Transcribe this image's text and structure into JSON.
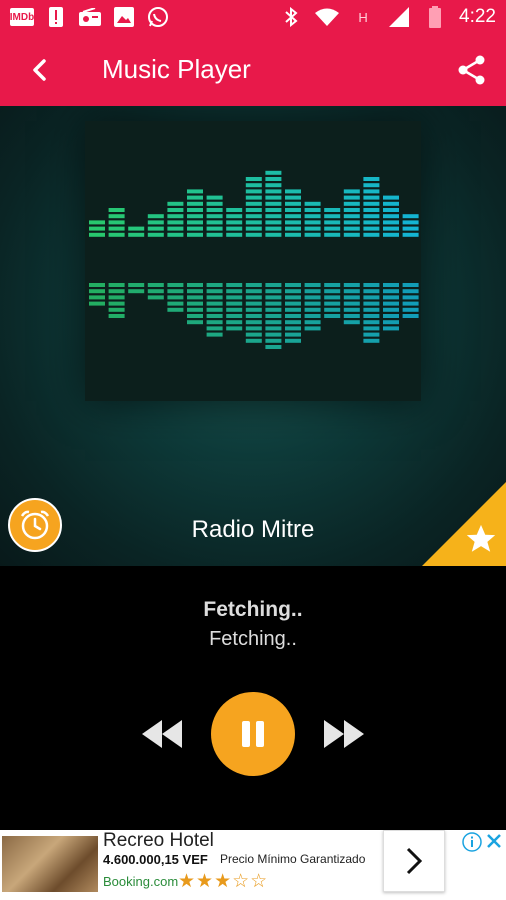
{
  "status_bar": {
    "time": "4:22",
    "network_label": "H",
    "left_icons": [
      "imdb-icon",
      "alert-icon",
      "radio-icon",
      "image-icon",
      "whatsapp-icon"
    ],
    "right_icons": [
      "bluetooth-icon",
      "wifi-icon",
      "signal-icon",
      "battery-icon"
    ],
    "imdb_text": "IMDb"
  },
  "toolbar": {
    "title": "Music Player",
    "back_icon": "back-arrow-icon",
    "share_icon": "share-icon",
    "color": "#e8194a"
  },
  "player": {
    "station_name": "Radio Mitre",
    "track_title": "Fetching..",
    "track_artist": "Fetching..",
    "accent": "#f6a41f",
    "controls": [
      "rewind-icon",
      "pause-icon",
      "fast-forward-icon"
    ]
  },
  "ad": {
    "title": "Recreo Hotel",
    "price": "4.600.000,15 VEF",
    "tagline": "Precio Mínimo Garantizado",
    "source": "Booking.com",
    "stars": "★★★☆☆",
    "rating": 3,
    "rating_max": 5
  }
}
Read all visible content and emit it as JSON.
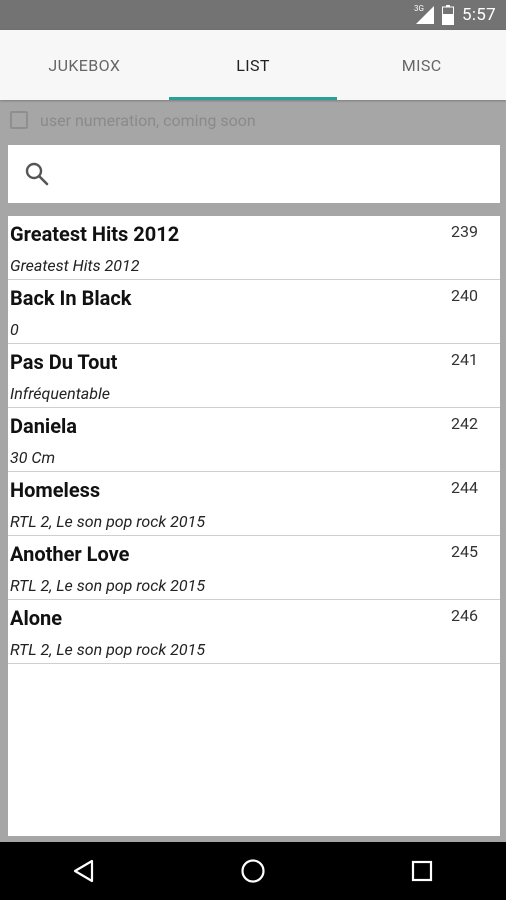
{
  "status_bar": {
    "network": "3G",
    "time": "5:57"
  },
  "tabs": [
    {
      "label": "JUKEBOX",
      "active": false
    },
    {
      "label": "LIST",
      "active": true
    },
    {
      "label": "MISC",
      "active": false
    }
  ],
  "option": {
    "label": "user numeration, coming soon",
    "checked": false
  },
  "search": {
    "value": "",
    "placeholder": "",
    "icon": "search-icon"
  },
  "songs": [
    {
      "title": "Greatest Hits 2012",
      "album": "Greatest Hits 2012",
      "number": "239"
    },
    {
      "title": "Back In Black",
      "album": "0",
      "number": "240"
    },
    {
      "title": "Pas Du Tout",
      "album": "Infréquentable",
      "number": "241"
    },
    {
      "title": "Daniela",
      "album": "30 Cm",
      "number": "242"
    },
    {
      "title": "Homeless",
      "album": "RTL 2, Le son pop rock 2015",
      "number": "244"
    },
    {
      "title": "Another Love",
      "album": "RTL 2, Le son pop rock 2015",
      "number": "245"
    },
    {
      "title": "Alone",
      "album": "RTL 2, Le son pop rock 2015",
      "number": "246"
    }
  ],
  "nav": {
    "back_icon": "back-triangle-icon",
    "home_icon": "home-circle-icon",
    "recents_icon": "recents-square-icon"
  },
  "colors": {
    "accent": "#2aa198",
    "status_bar": "#737373",
    "background": "#a6a6a6"
  }
}
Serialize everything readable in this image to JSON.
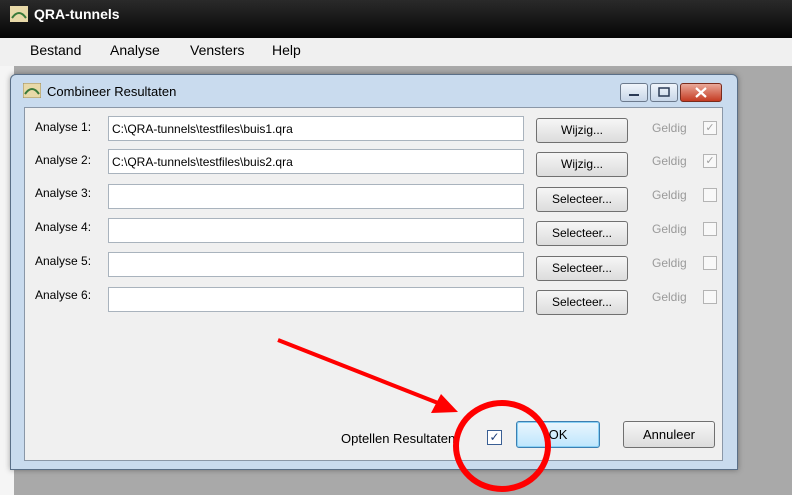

**Exercise instructions:**
Pull out every line of the records above that contains the word "image".

**Result for this exercise:**
Transcribe this image's text and structure into JSON.
      "image-icon",
Serialize everything readable in this image to JSON.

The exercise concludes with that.